# PAGE EXCERPT:
___

Yes, a drone is the same thing as a cruise missile, so a drone swarm is precisely a missile barrage. But I think you're missing two key points.

First, you're underestimating the importance of things being cheaper. Consider that an iPhone is basically a Cray Y-MP with packet radio, just cheaper. But in the 01980s could you have looked at a Cray and KA9Q and predicted Uber, sexting, revenge porn, Instagram influencers, Russian trolls on Twitter working to influence US elections, and Bitcoin?

In the same way, reducing the cost of a cruise missile from US$2M (Block V Tomahawks) to US$1000 will change the military situation not just in degree but in kind. Current CIWS are designed for gunboats and conventional cruise missiles appearing in groups of 1-16. Current carrier group defense in depth is designed for fighter-bombers that appear in groups of 16-128. They will not be useful against drone swarms that appear in groups of even 256, let alone 1024 or 8192.

Second, you're thinking of brute-force payloads like hand grenades, and that leads you to drastically underestimate the importance of small drones penetrating. But hand grenades are the epitome of dumb weapons: they have a timer, no guidance, and just a fragmentation charge. A US$1000 drone that manages to make it to a carrier deck does not have to be as dumb as a hand grenade. Instead, think of it as being like a frogman who has successfully boarded an enemy ship on a suicide mission, but lost almost all his equipment in the process. How much damage could he do before he gets killed? What if, instead of one frogman, it's 1024 frogmen? What if they're almost invisible?

Frogmen can short out wires, gather intelligence, plant bugs, pierce jet engines, set fires, cut throats, plant claymores, poison food, distract sentries, jam signals, booby-trap small arms, breach reactor containment, disable reactor coolant circuits, release potent poison gases deep below deck, falsify sensor readings, extinguish indoor lighting, frag sleeping sailors, and interchange fuels with solvents. And so can drones: if not today, 20 years from now.

> Nothing except nuclear attacks or another modern carrier group will defeat a modern carrier group in a single engagement.

___

# DATASET EXTRACT:
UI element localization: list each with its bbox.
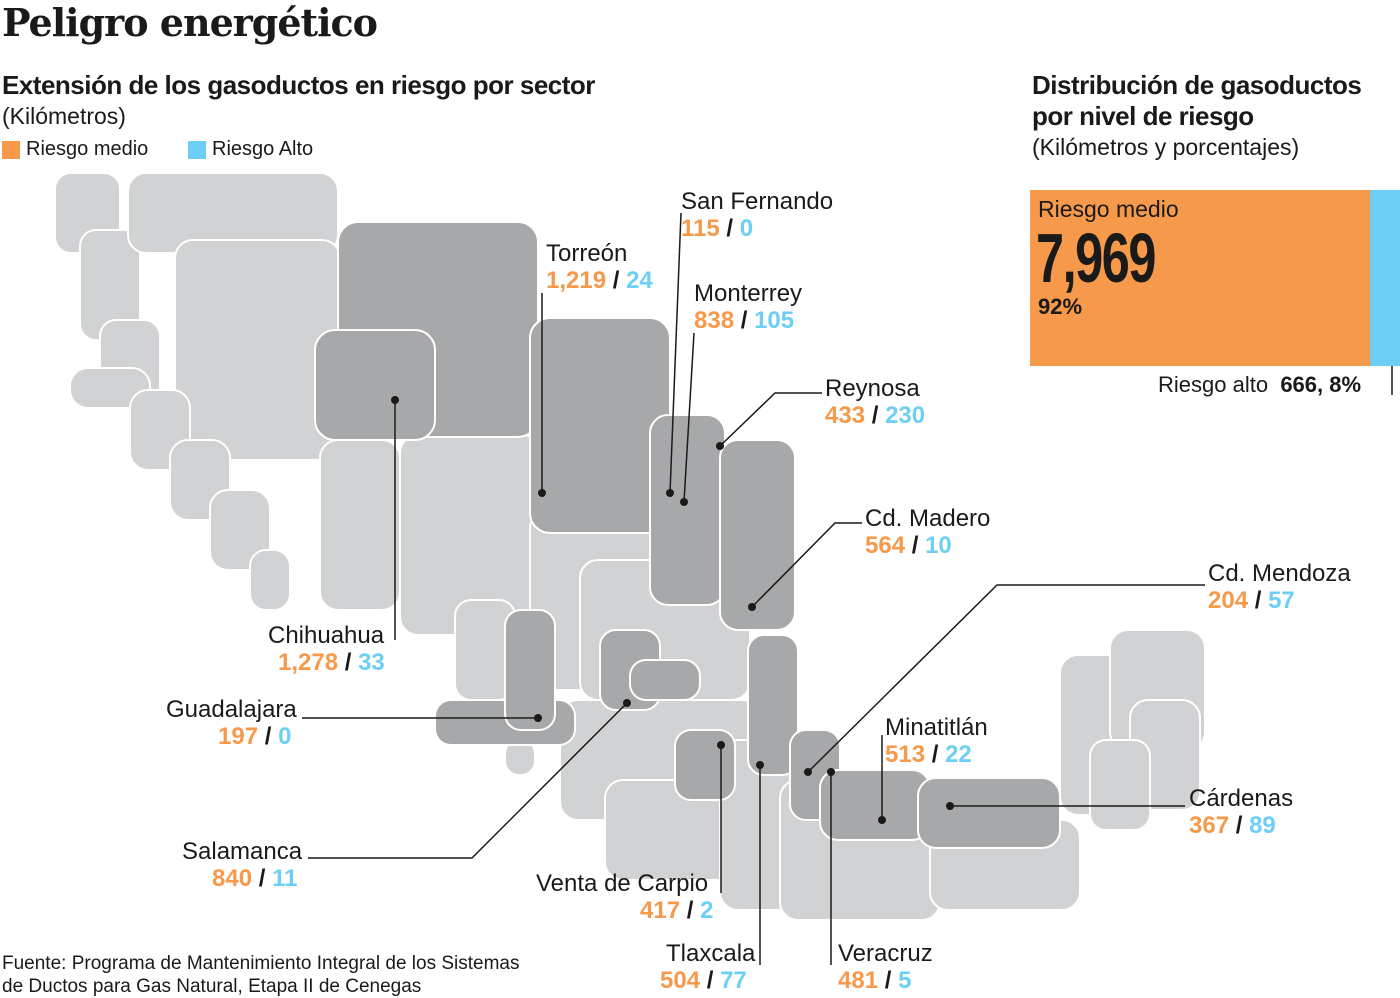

___

# SET EXERCISE:
Translate this sentence from the excerpt on drone swarms into Spanish: "Current carrier group defense in depth is designed for fighter-bombers that appear in groups of 16-128."

# SOLUTION FOR THIS EXERCISE:
La defensa en profundidad actual de los grupos de portaaviones está diseñada para cazabombarderos que aparecen en grupos de 16 a 128.